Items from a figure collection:
————

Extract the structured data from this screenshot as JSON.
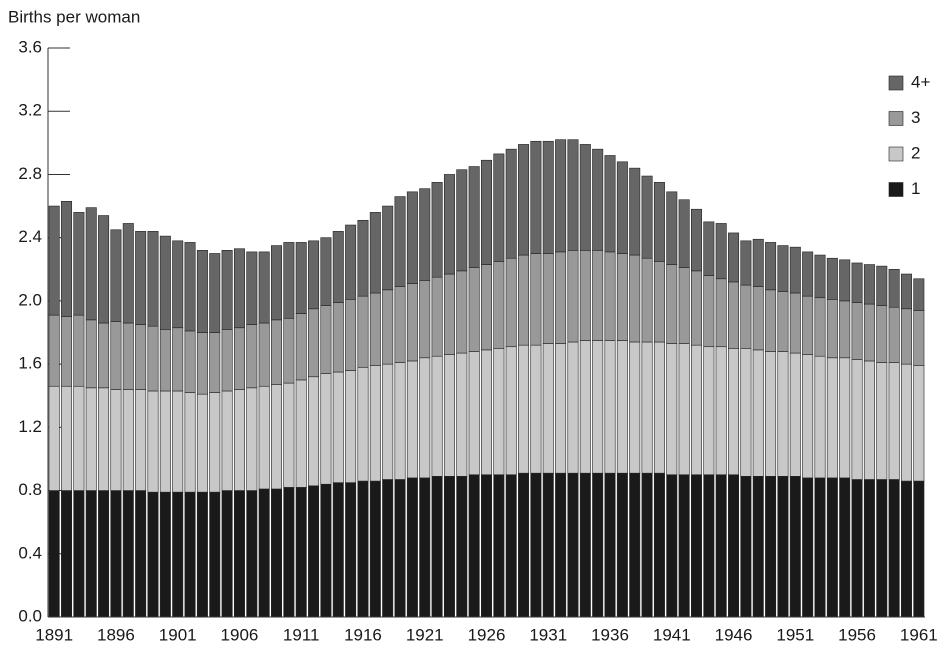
{
  "chart_data": {
    "type": "stacked_bar",
    "y_axis_label": "Births per woman",
    "categories": [
      "1891",
      null,
      null,
      null,
      null,
      "1896",
      null,
      null,
      null,
      null,
      "1901",
      null,
      null,
      null,
      null,
      "1906",
      null,
      null,
      null,
      null,
      "1911",
      null,
      null,
      null,
      null,
      "1916",
      null,
      null,
      null,
      null,
      "1921",
      null,
      null,
      null,
      null,
      "1926",
      null,
      null,
      null,
      null,
      "1931",
      null,
      null,
      null,
      null,
      "1936",
      null,
      null,
      null,
      null,
      "1941",
      null,
      null,
      null,
      null,
      "1946",
      null,
      null,
      null,
      null,
      "1951",
      null,
      null,
      null,
      null,
      "1956",
      null,
      null,
      null,
      null,
      "1961"
    ],
    "series": [
      {
        "name": "1",
        "color": "#1a1a1a",
        "values": [
          0.8,
          0.8,
          0.8,
          0.8,
          0.8,
          0.8,
          0.8,
          0.8,
          0.79,
          0.79,
          0.79,
          0.79,
          0.79,
          0.79,
          0.8,
          0.8,
          0.8,
          0.81,
          0.81,
          0.82,
          0.82,
          0.83,
          0.84,
          0.85,
          0.85,
          0.86,
          0.86,
          0.87,
          0.87,
          0.88,
          0.88,
          0.89,
          0.89,
          0.89,
          0.9,
          0.9,
          0.9,
          0.9,
          0.91,
          0.91,
          0.91,
          0.91,
          0.91,
          0.91,
          0.91,
          0.91,
          0.91,
          0.91,
          0.91,
          0.91,
          0.9,
          0.9,
          0.9,
          0.9,
          0.9,
          0.9,
          0.89,
          0.89,
          0.89,
          0.89,
          0.89,
          0.88,
          0.88,
          0.88,
          0.88,
          0.87,
          0.87,
          0.87,
          0.87,
          0.86,
          0.86
        ]
      },
      {
        "name": "2",
        "color": "#c8c8c8",
        "values": [
          0.66,
          0.66,
          0.66,
          0.65,
          0.65,
          0.64,
          0.64,
          0.64,
          0.64,
          0.64,
          0.64,
          0.63,
          0.62,
          0.63,
          0.63,
          0.64,
          0.65,
          0.65,
          0.66,
          0.66,
          0.68,
          0.69,
          0.7,
          0.7,
          0.71,
          0.72,
          0.73,
          0.73,
          0.74,
          0.74,
          0.76,
          0.76,
          0.77,
          0.78,
          0.78,
          0.79,
          0.8,
          0.81,
          0.81,
          0.81,
          0.82,
          0.82,
          0.83,
          0.84,
          0.84,
          0.84,
          0.84,
          0.83,
          0.83,
          0.83,
          0.83,
          0.83,
          0.82,
          0.81,
          0.81,
          0.8,
          0.81,
          0.8,
          0.79,
          0.79,
          0.78,
          0.78,
          0.77,
          0.76,
          0.76,
          0.76,
          0.75,
          0.74,
          0.74,
          0.74,
          0.73
        ]
      },
      {
        "name": "3",
        "color": "#999999",
        "values": [
          0.45,
          0.44,
          0.45,
          0.43,
          0.41,
          0.43,
          0.42,
          0.41,
          0.41,
          0.39,
          0.4,
          0.39,
          0.39,
          0.38,
          0.39,
          0.39,
          0.4,
          0.4,
          0.41,
          0.41,
          0.42,
          0.43,
          0.43,
          0.44,
          0.45,
          0.45,
          0.46,
          0.47,
          0.48,
          0.49,
          0.49,
          0.5,
          0.51,
          0.52,
          0.53,
          0.54,
          0.55,
          0.56,
          0.57,
          0.58,
          0.57,
          0.58,
          0.58,
          0.57,
          0.57,
          0.56,
          0.55,
          0.55,
          0.53,
          0.51,
          0.5,
          0.48,
          0.47,
          0.45,
          0.43,
          0.42,
          0.4,
          0.4,
          0.39,
          0.38,
          0.38,
          0.37,
          0.37,
          0.37,
          0.36,
          0.36,
          0.36,
          0.36,
          0.35,
          0.35,
          0.35
        ]
      },
      {
        "name": "4+",
        "color": "#666666",
        "values": [
          0.69,
          0.73,
          0.65,
          0.71,
          0.68,
          0.58,
          0.63,
          0.59,
          0.6,
          0.59,
          0.55,
          0.56,
          0.52,
          0.5,
          0.5,
          0.5,
          0.46,
          0.45,
          0.47,
          0.48,
          0.45,
          0.43,
          0.43,
          0.45,
          0.47,
          0.48,
          0.51,
          0.53,
          0.57,
          0.58,
          0.58,
          0.6,
          0.63,
          0.64,
          0.64,
          0.66,
          0.68,
          0.69,
          0.7,
          0.71,
          0.71,
          0.71,
          0.7,
          0.67,
          0.64,
          0.61,
          0.58,
          0.55,
          0.52,
          0.5,
          0.46,
          0.43,
          0.39,
          0.34,
          0.35,
          0.31,
          0.28,
          0.3,
          0.3,
          0.29,
          0.29,
          0.28,
          0.27,
          0.26,
          0.26,
          0.25,
          0.25,
          0.25,
          0.24,
          0.22,
          0.2
        ]
      }
    ],
    "ylim": [
      0,
      3.6
    ],
    "yticks": [
      {
        "value": 0,
        "label": "0.0"
      },
      0.4,
      0.8,
      1.2,
      1.6,
      {
        "value": 2,
        "label": "2.0"
      },
      2.4,
      2.8,
      3.2,
      3.6
    ],
    "grid": false,
    "legend": "top-right"
  }
}
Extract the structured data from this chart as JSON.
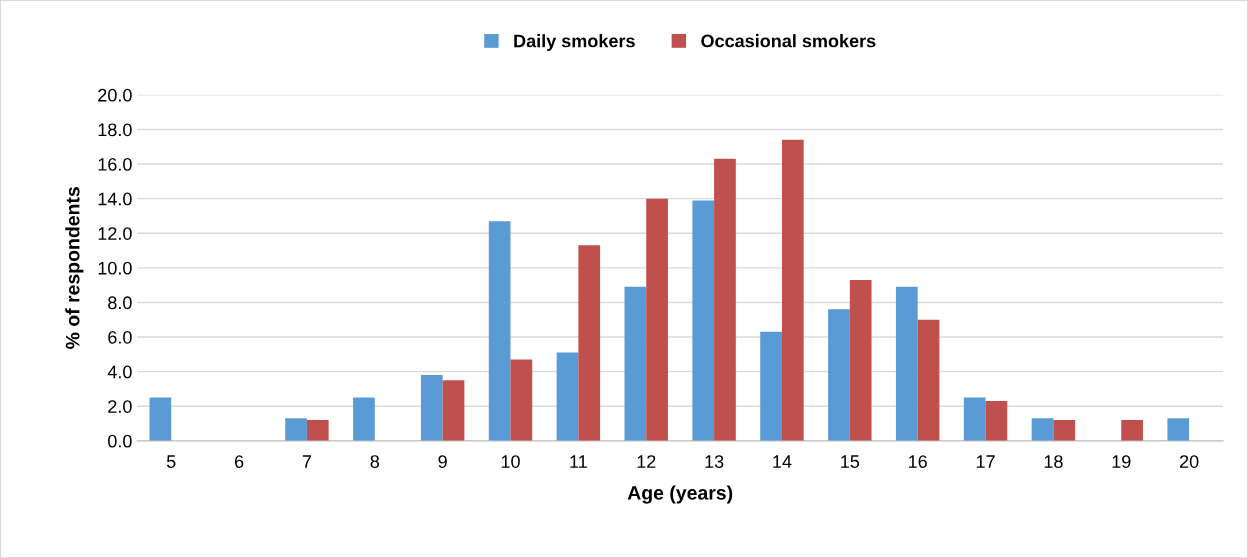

————

▶ GIVEN PROBLEM
Transcribe every record above exactly as written, leaving out any pictures.

▶ FINAL RESULT
Extract the structured data from this screenshot as JSON.
{
  "chart_data": {
    "type": "stacked_bar",
    "y_axis_label": "Births per woman",
    "categories": [
      "1891",
      null,
      null,
      null,
      null,
      "1896",
      null,
      null,
      null,
      null,
      "1901",
      null,
      null,
      null,
      null,
      "1906",
      null,
      null,
      null,
      null,
      "1911",
      null,
      null,
      null,
      null,
      "1916",
      null,
      null,
      null,
      null,
      "1921",
      null,
      null,
      null,
      null,
      "1926",
      null,
      null,
      null,
      null,
      "1931",
      null,
      null,
      null,
      null,
      "1936",
      null,
      null,
      null,
      null,
      "1941",
      null,
      null,
      null,
      null,
      "1946",
      null,
      null,
      null,
      null,
      "1951",
      null,
      null,
      null,
      null,
      "1956",
      null,
      null,
      null,
      null,
      "1961"
    ],
    "series": [
      {
        "name": "1",
        "color": "#1a1a1a",
        "values": [
          0.8,
          0.8,
          0.8,
          0.8,
          0.8,
          0.8,
          0.8,
          0.8,
          0.79,
          0.79,
          0.79,
          0.79,
          0.79,
          0.79,
          0.8,
          0.8,
          0.8,
          0.81,
          0.81,
          0.82,
          0.82,
          0.83,
          0.84,
          0.85,
          0.85,
          0.86,
          0.86,
          0.87,
          0.87,
          0.88,
          0.88,
          0.89,
          0.89,
          0.89,
          0.9,
          0.9,
          0.9,
          0.9,
          0.91,
          0.91,
          0.91,
          0.91,
          0.91,
          0.91,
          0.91,
          0.91,
          0.91,
          0.91,
          0.91,
          0.91,
          0.9,
          0.9,
          0.9,
          0.9,
          0.9,
          0.9,
          0.89,
          0.89,
          0.89,
          0.89,
          0.89,
          0.88,
          0.88,
          0.88,
          0.88,
          0.87,
          0.87,
          0.87,
          0.87,
          0.86,
          0.86
        ]
      },
      {
        "name": "2",
        "color": "#c8c8c8",
        "values": [
          0.66,
          0.66,
          0.66,
          0.65,
          0.65,
          0.64,
          0.64,
          0.64,
          0.64,
          0.64,
          0.64,
          0.63,
          0.62,
          0.63,
          0.63,
          0.64,
          0.65,
          0.65,
          0.66,
          0.66,
          0.68,
          0.69,
          0.7,
          0.7,
          0.71,
          0.72,
          0.73,
          0.73,
          0.74,
          0.74,
          0.76,
          0.76,
          0.77,
          0.78,
          0.78,
          0.79,
          0.8,
          0.81,
          0.81,
          0.81,
          0.82,
          0.82,
          0.83,
          0.84,
          0.84,
          0.84,
          0.84,
          0.83,
          0.83,
          0.83,
          0.83,
          0.83,
          0.82,
          0.81,
          0.81,
          0.8,
          0.81,
          0.8,
          0.79,
          0.79,
          0.78,
          0.78,
          0.77,
          0.76,
          0.76,
          0.76,
          0.75,
          0.74,
          0.74,
          0.74,
          0.73
        ]
      },
      {
        "name": "3",
        "color": "#999999",
        "values": [
          0.45,
          0.44,
          0.45,
          0.43,
          0.41,
          0.43,
          0.42,
          0.41,
          0.41,
          0.39,
          0.4,
          0.39,
          0.39,
          0.38,
          0.39,
          0.39,
          0.4,
          0.4,
          0.41,
          0.41,
          0.42,
          0.43,
          0.43,
          0.44,
          0.45,
          0.45,
          0.46,
          0.47,
          0.48,
          0.49,
          0.49,
          0.5,
          0.51,
          0.52,
          0.53,
          0.54,
          0.55,
          0.56,
          0.57,
          0.58,
          0.57,
          0.58,
          0.58,
          0.57,
          0.57,
          0.56,
          0.55,
          0.55,
          0.53,
          0.51,
          0.5,
          0.48,
          0.47,
          0.45,
          0.43,
          0.42,
          0.4,
          0.4,
          0.39,
          0.38,
          0.38,
          0.37,
          0.37,
          0.37,
          0.36,
          0.36,
          0.36,
          0.36,
          0.35,
          0.35,
          0.35
        ]
      },
      {
        "name": "4+",
        "color": "#666666",
        "values": [
          0.69,
          0.73,
          0.65,
          0.71,
          0.68,
          0.58,
          0.63,
          0.59,
          0.6,
          0.59,
          0.55,
          0.56,
          0.52,
          0.5,
          0.5,
          0.5,
          0.46,
          0.45,
          0.47,
          0.48,
          0.45,
          0.43,
          0.43,
          0.45,
          0.47,
          0.48,
          0.51,
          0.53,
          0.57,
          0.58,
          0.58,
          0.6,
          0.63,
          0.64,
          0.64,
          0.66,
          0.68,
          0.69,
          0.7,
          0.71,
          0.71,
          0.71,
          0.7,
          0.67,
          0.64,
          0.61,
          0.58,
          0.55,
          0.52,
          0.5,
          0.46,
          0.43,
          0.39,
          0.34,
          0.35,
          0.31,
          0.28,
          0.3,
          0.3,
          0.29,
          0.29,
          0.28,
          0.27,
          0.26,
          0.26,
          0.25,
          0.25,
          0.25,
          0.24,
          0.22,
          0.2
        ]
      }
    ],
    "ylim": [
      0,
      3.6
    ],
    "yticks": [
      {
        "value": 0,
        "label": "0.0"
      },
      0.4,
      0.8,
      1.2,
      1.6,
      {
        "value": 2,
        "label": "2.0"
      },
      2.4,
      2.8,
      3.2,
      3.6
    ],
    "grid": false,
    "legend": "top-right"
  }
}
Extract the structured data from this chart as JSON.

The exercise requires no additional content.